RECORDS FOR PROCESSING =
'''
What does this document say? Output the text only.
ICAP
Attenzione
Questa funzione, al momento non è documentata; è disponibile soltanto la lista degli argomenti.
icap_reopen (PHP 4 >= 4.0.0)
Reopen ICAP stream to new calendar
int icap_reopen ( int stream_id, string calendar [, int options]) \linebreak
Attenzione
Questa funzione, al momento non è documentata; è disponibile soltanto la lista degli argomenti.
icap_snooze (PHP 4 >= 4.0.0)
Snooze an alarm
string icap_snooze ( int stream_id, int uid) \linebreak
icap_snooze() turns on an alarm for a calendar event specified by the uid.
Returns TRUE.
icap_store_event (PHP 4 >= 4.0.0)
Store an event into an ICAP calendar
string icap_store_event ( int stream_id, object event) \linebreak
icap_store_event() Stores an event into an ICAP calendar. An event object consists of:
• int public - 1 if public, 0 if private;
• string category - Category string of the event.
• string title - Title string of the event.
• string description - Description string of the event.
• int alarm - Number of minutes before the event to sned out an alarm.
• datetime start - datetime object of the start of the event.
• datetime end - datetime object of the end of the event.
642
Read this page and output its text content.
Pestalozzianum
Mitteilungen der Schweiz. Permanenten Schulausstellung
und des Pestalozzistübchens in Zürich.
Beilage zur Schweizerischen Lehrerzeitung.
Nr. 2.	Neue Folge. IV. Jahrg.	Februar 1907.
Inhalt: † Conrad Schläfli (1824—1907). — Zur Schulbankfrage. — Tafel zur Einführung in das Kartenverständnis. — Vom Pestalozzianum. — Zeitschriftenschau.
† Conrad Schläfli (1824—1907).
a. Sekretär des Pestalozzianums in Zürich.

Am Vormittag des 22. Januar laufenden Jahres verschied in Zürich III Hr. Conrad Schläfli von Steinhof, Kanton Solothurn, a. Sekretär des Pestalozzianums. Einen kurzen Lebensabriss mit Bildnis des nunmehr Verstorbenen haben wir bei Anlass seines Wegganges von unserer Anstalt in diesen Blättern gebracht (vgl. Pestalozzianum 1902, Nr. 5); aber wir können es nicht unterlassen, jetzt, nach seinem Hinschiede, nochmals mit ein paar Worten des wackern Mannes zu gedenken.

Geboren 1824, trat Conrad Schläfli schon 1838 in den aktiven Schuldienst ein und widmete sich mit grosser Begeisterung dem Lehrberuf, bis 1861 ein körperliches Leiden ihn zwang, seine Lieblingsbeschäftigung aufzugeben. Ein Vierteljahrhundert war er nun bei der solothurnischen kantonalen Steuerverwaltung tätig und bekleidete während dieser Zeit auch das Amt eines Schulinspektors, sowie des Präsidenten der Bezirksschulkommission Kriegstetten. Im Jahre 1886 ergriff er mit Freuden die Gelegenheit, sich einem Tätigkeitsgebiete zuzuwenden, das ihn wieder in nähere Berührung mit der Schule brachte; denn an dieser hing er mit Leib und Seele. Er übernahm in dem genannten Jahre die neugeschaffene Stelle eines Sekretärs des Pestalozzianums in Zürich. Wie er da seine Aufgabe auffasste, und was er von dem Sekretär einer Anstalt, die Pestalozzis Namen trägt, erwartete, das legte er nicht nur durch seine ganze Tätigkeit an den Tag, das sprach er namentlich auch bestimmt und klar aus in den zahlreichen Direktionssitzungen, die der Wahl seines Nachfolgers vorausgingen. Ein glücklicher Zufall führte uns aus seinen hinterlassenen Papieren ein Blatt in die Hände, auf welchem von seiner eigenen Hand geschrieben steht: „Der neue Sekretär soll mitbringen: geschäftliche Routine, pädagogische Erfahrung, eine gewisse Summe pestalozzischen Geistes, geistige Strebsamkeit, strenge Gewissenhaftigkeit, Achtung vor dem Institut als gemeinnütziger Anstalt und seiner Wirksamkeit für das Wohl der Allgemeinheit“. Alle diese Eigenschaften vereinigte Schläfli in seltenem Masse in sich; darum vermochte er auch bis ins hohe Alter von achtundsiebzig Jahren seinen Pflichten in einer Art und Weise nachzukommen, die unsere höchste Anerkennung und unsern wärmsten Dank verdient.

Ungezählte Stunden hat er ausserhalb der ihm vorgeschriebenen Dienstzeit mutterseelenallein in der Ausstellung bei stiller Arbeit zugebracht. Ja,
'''
EXERCISE DIRECTIONS =
Go back to the listing above and please repeat it exactly.

TASK RESPONSE =
What does this document say? Output the text only.
ICAP
Attenzione
Questa funzione, al momento non è documentata; è disponibile soltanto la lista degli argomenti.
icap_reopen (PHP 4 >= 4.0.0)
Reopen ICAP stream to new calendar
int icap_reopen ( int stream_id, string calendar [, int options]) \linebreak
Attenzione
Questa funzione, al momento non è documentata; è disponibile soltanto la lista degli argomenti.
icap_snooze (PHP 4 >= 4.0.0)
Snooze an alarm
string icap_snooze ( int stream_id, int uid) \linebreak
icap_snooze() turns on an alarm for a calendar event specified by the uid.
Returns TRUE.
icap_store_event (PHP 4 >= 4.0.0)
Store an event into an ICAP calendar
string icap_store_event ( int stream_id, object event) \linebreak
icap_store_event() Stores an event into an ICAP calendar. An event object consists of:
• int public - 1 if public, 0 if private;
• string category - Category string of the event.
• string title - Title string of the event.
• string description - Description string of the event.
• int alarm - Number of minutes before the event to sned out an alarm.
• datetime start - datetime object of the start of the event.
• datetime end - datetime object of the end of the event.
642
Read this page and output its text content.
Pestalozzianum
Mitteilungen der Schweiz. Permanenten Schulausstellung
und des Pestalozzistübchens in Zürich.
Beilage zur Schweizerischen Lehrerzeitung.
Nr. 2.	Neue Folge. IV. Jahrg.	Februar 1907.
Inhalt: † Conrad Schläfli (1824—1907). — Zur Schulbankfrage. — Tafel zur Einführung in das Kartenverständnis. — Vom Pestalozzianum. — Zeitschriftenschau.
† Conrad Schläfli (1824—1907).
a. Sekretär des Pestalozzianums in Zürich.

Am Vormittag des 22. Januar laufenden Jahres verschied in Zürich III Hr. Conrad Schläfli von Steinhof, Kanton Solothurn, a. Sekretär des Pestalozzianums. Einen kurzen Lebensabriss mit Bildnis des nunmehr Verstorbenen haben wir bei Anlass seines Wegganges von unserer Anstalt in diesen Blättern gebracht (vgl. Pestalozzianum 1902, Nr. 5); aber wir können es nicht unterlassen, jetzt, nach seinem Hinschiede, nochmals mit ein paar Worten des wackern Mannes zu gedenken.

Geboren 1824, trat Conrad Schläfli schon 1838 in den aktiven Schuldienst ein und widmete sich mit grosser Begeisterung dem Lehrberuf, bis 1861 ein körperliches Leiden ihn zwang, seine Lieblingsbeschäftigung aufzugeben. Ein Vierteljahrhundert war er nun bei der solothurnischen kantonalen Steuerverwaltung tätig und bekleidete während dieser Zeit auch das Amt eines Schulinspektors, sowie des Präsidenten der Bezirksschulkommission Kriegstetten. Im Jahre 1886 ergriff er mit Freuden die Gelegenheit, sich einem Tätigkeitsgebiete zuzuwenden, das ihn wieder in nähere Berührung mit der Schule brachte; denn an dieser hing er mit Leib und Seele. Er übernahm in dem genannten Jahre die neugeschaffene Stelle eines Sekretärs des Pestalozzianums in Zürich. Wie er da seine Aufgabe auffasste, und was er von dem Sekretär einer Anstalt, die Pestalozzis Namen trägt, erwartete, das legte er nicht nur durch seine ganze Tätigkeit an den Tag, das sprach er namentlich auch bestimmt und klar aus in den zahlreichen Direktionssitzungen, die der Wahl seines Nachfolgers vorausgingen. Ein glücklicher Zufall führte uns aus seinen hinterlassenen Papieren ein Blatt in die Hände, auf welchem von seiner eigenen Hand geschrieben steht: „Der neue Sekretär soll mitbringen: geschäftliche Routine, pädagogische Erfahrung, eine gewisse Summe pestalozzischen Geistes, geistige Strebsamkeit, strenge Gewissenhaftigkeit, Achtung vor dem Institut als gemeinnütziger Anstalt und seiner Wirksamkeit für das Wohl der Allgemeinheit“. Alle diese Eigenschaften vereinigte Schläfli in seltenem Masse in sich; darum vermochte er auch bis ins hohe Alter von achtundsiebzig Jahren seinen Pflichten in einer Art und Weise nachzukommen, die unsere höchste Anerkennung und unsern wärmsten Dank verdient.

Ungezählte Stunden hat er ausserhalb der ihm vorgeschriebenen Dienstzeit mutterseelenallein in der Ausstellung bei stiller Arbeit zugebracht. Ja,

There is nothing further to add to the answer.